WRITTEN PROBLEM 1: Reproduce the sdmTMB function documentation verbatim from "An optional formula" to "to intetgrate over.".
WRITTEN PROBLEM 2: Extend the sdmTMB function documentation, picking up right after its final sentence.

* START SELECTION *

Fit a spatial or spatiotemporal predictive-process GLMM with TMB. This can be useful for (dynamic) species distribution models and relative abundance index standardization among many other uses.

sdmTMB(
  formula,
  data,
  spde,
  time = NULL,
  family = gaussian(link = "identity"),
  time_varying = NULL,
  weights = NULL,
  extra_time = NULL,
  reml = FALSE,
  silent = TRUE,
  anisotropy = FALSE,
  control = sdmTMBcontrol(),
  priors = sdmTMBpriors(),
  fields = c("IID", "AR1", "RW"),
  include_spatial = TRUE,
  spatial_trend = FALSE,
  spatial_only = identical(length(unique(data[[time]])), 1L),
  share_range = TRUE,
  previous_fit = NULL,
  epsilon_predictor = NULL,
  do_fit = TRUE,
  ...
)

Arguments

formula

Model formula. See the Details section below for how to specify offsets and threshold parameters. For index standardization, you may wish to include 0 + as.factor(year) (or whatever the time column is called) in the formula. IID random intercepts are possible using lme4 syntax, e.g., + (1 | g) where g is a column with factor levels. Penalized splines are possible via mgcv with s(). See examples and details below.

data

A data frame.

spde

An object from make_mesh().

time

An optional time column name (as character). Can be left as NULL for a model with only spatial random fields unless you wish to use one of the index or center of gravity functions over time.

family

The family and link. Supports gaussian(), Gamma(), binomial(), poisson(), Beta(), nbinom2(), and tweedie()]. For binomial family options, see the 'Binomial families' in the Details section below.

time_varying

An optional formula describing covariates that should be modelled as a random walk through time. Be careful not to include covariates (including the intercept) in both the main and time-varying formula. I.e., at least one should have ~ 0 or ~ -1.

weights

Optional likelihood weights for the conditional model. Implemented as in glmmTMB. In other words, weights do not have to sum to one and are not internally modified. Can also be used for trials with the binomial family. See Details below.

extra_time

Optional extra time slices (e.g., years) to include for interpolation or forecasting with the predict function. See the Details section below.

reml

Logical: use REML (restricted maximum likelihood) estimation rather than maximum likelihood? Internally, this adds the fixed effects to the list of random effects to intetgrate over.

* END SELECTION *
* START DATA RECORDS *

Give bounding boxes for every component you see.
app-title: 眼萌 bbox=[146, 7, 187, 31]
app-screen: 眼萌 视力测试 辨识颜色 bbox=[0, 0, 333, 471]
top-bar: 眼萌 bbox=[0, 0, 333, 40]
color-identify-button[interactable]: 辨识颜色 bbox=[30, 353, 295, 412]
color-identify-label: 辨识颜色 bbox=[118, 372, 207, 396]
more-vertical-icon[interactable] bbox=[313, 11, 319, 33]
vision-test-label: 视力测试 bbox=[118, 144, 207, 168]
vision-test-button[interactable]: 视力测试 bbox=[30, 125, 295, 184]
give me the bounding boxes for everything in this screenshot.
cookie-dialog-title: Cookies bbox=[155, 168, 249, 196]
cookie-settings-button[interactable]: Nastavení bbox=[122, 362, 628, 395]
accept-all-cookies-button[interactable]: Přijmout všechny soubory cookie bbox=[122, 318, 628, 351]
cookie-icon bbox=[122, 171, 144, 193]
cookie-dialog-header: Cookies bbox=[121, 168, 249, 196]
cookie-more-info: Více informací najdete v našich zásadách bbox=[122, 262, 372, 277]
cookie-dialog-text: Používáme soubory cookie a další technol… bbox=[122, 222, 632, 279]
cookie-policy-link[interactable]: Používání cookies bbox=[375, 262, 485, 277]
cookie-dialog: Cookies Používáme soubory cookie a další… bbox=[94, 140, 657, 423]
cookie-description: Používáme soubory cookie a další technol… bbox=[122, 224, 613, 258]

* END DATA RECORDS *

EXERCISE ANSWER 1:
An optional formula describing covariates that should be modelled as a random walk through time. Be careful not to include covariates (including the intercept) in both the main and time-varying formula. I.e., at least one should have ~ 0 or ~ -1.

weights

Optional likelihood weights for the conditional model. Implemented as in glmmTMB. In other words, weights do not have to sum to one and are not internally modified. Can also be used for trials with the binomial family. See Details below.

extra_time

Optional extra time slices (e.g., years) to include for interpolation or forecasting with the predict function. See the Details section below.

reml

Logical: use REML (restricted maximum likelihood) estimation rather than maximum likelihood? Internally, this adds the fixed effects to the list of random effects to intetgrate over.

EXERCISE ANSWER 2:
silent

Silent or include optimization details?

anisotropy

Logical: allow for anisotropy? See plot_anisotropy().

control

Optimization control options. See sdmTMBcontrol().

priors

Optional penalties/priors. See sdmTMBpriors().

fields

Estimate the spatiotemporal random fields as "IID" (independent and identically distributed; default), stationary "AR1" (first-order autoregressive), or as a random walk ("RW"). Note that the spatiotemporal standard deviation represents the marginal steady-state standard deviation of the process in the case of the AR1. I.e., it is scaled according to the correlation. See the TMB documentation. If the AR1 correlation coefficient (rho) is estimated close to 1, say > 0.99, then you may wish to switch to the random walk "RW".

include_spatial

Should a separate spatial random field be estimated? If enabled then there will be separate spatial and spatiotemporal fields.

spatial_trend

Should a separate spatial field be included in the trend that represents local time trends? Requires spatiotemporal data. See doi: 10.1111/ecog.05176 and the spatial trends vignette.

spatial_only

Logical: should only a spatial model be fit (i.e., do not include spatiotemporal random effects)? By default a spatial-only model will be fit if there is only one unique value in the time column or the time argument is left at its default value of NULL.

share_range

Logical: estimate a shared spatial and spatiotemporal range parameter (TRUE) or independent range parameters (FALSE).

previous_fit

A previously fitted sdmTMB model to initialize the optimization with. Can greatly speed up fitting. Note that the data and model must be set up exactly the same way. However, the weights argument can change, which can be useful for cross-validation.

epsilon_predictor

(Experimental) A column name (as character) of a predictor of a linear trend (in log space) of the spatiotemporal standard deviation. By default, this is NULL and fits a model with a constant spatiotemporal variance. However, this argument can also be a character name in the original data frame (a covariate that ideally has been standardized to have mean 0 and standard deviation = 1). Because the spatiotemporal field varies by time step, the standardization should be done by time. If the name of a predictor is included, a log-linear model is fit where the predictor is used to model effects on the standard deviation, e.g. log(sd(i)) = B0 + B1 * epsilon_predictor(i).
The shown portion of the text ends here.